#### THE PROBLEM
Restate the whole listing exactly.

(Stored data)
((

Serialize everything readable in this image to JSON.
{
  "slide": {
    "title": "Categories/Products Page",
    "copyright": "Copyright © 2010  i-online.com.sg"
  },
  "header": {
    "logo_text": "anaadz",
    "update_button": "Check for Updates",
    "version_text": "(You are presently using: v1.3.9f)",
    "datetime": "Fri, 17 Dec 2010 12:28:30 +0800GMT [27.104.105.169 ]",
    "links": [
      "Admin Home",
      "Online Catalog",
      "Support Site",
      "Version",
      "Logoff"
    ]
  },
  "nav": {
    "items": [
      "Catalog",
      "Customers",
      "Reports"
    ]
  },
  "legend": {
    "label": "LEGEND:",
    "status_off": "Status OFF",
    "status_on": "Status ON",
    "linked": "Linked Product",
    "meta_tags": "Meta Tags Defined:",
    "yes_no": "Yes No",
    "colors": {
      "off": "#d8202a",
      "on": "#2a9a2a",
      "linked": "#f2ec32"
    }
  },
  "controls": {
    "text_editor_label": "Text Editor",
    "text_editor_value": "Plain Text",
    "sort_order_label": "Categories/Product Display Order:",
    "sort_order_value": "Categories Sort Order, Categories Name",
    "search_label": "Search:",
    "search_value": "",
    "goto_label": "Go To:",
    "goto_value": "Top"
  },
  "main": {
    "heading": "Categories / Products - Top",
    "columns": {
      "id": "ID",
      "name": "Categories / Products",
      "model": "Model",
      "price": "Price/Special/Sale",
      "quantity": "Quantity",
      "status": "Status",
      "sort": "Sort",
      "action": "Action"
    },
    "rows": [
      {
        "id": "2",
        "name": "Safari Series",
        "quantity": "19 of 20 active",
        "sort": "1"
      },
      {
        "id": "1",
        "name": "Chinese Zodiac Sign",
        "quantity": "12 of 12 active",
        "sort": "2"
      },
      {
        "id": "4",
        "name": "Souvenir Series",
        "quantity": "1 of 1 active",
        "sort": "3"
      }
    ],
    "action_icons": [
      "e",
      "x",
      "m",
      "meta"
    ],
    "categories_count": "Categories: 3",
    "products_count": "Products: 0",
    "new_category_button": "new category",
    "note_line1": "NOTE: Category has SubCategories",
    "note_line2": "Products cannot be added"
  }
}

))

#### ANSWER TO THIS TASK
Serialize everything readable in this image to JSON.
{
  "slide": {
    "title": "Categories/Products Page",
    "copyright": "Copyright © 2010  i-online.com.sg"
  },
  "header": {
    "logo_text": "anaadz",
    "update_button": "Check for Updates",
    "version_text": "(You are presently using: v1.3.9f)",
    "datetime": "Fri, 17 Dec 2010 12:28:30 +0800GMT [27.104.105.169 ]",
    "links": [
      "Admin Home",
      "Online Catalog",
      "Support Site",
      "Version",
      "Logoff"
    ]
  },
  "nav": {
    "items": [
      "Catalog",
      "Customers",
      "Reports"
    ]
  },
  "legend": {
    "label": "LEGEND:",
    "status_off": "Status OFF",
    "status_on": "Status ON",
    "linked": "Linked Product",
    "meta_tags": "Meta Tags Defined:",
    "yes_no": "Yes No",
    "colors": {
      "off": "#d8202a",
      "on": "#2a9a2a",
      "linked": "#f2ec32"
    }
  },
  "controls": {
    "text_editor_label": "Text Editor",
    "text_editor_value": "Plain Text",
    "sort_order_label": "Categories/Product Display Order:",
    "sort_order_value": "Categories Sort Order, Categories Name",
    "search_label": "Search:",
    "search_value": "",
    "goto_label": "Go To:",
    "goto_value": "Top"
  },
  "main": {
    "heading": "Categories / Products - Top",
    "columns": {
      "id": "ID",
      "name": "Categories / Products",
      "model": "Model",
      "price": "Price/Special/Sale",
      "quantity": "Quantity",
      "status": "Status",
      "sort": "Sort",
      "action": "Action"
    },
    "rows": [
      {
        "id": "2",
        "name": "Safari Series",
        "quantity": "19 of 20 active",
        "sort": "1"
      },
      {
        "id": "1",
        "name": "Chinese Zodiac Sign",
        "quantity": "12 of 12 active",
        "sort": "2"
      },
      {
        "id": "4",
        "name": "Souvenir Series",
        "quantity": "1 of 1 active",
        "sort": "3"
      }
    ],
    "action_icons": [
      "e",
      "x",
      "m",
      "meta"
    ],
    "categories_count": "Categories: 3",
    "products_count": "Products: 0",
    "new_category_button": "new category",
    "note_line1": "NOTE: Category has SubCategories",
    "note_line2": "Products cannot be added"
  }
}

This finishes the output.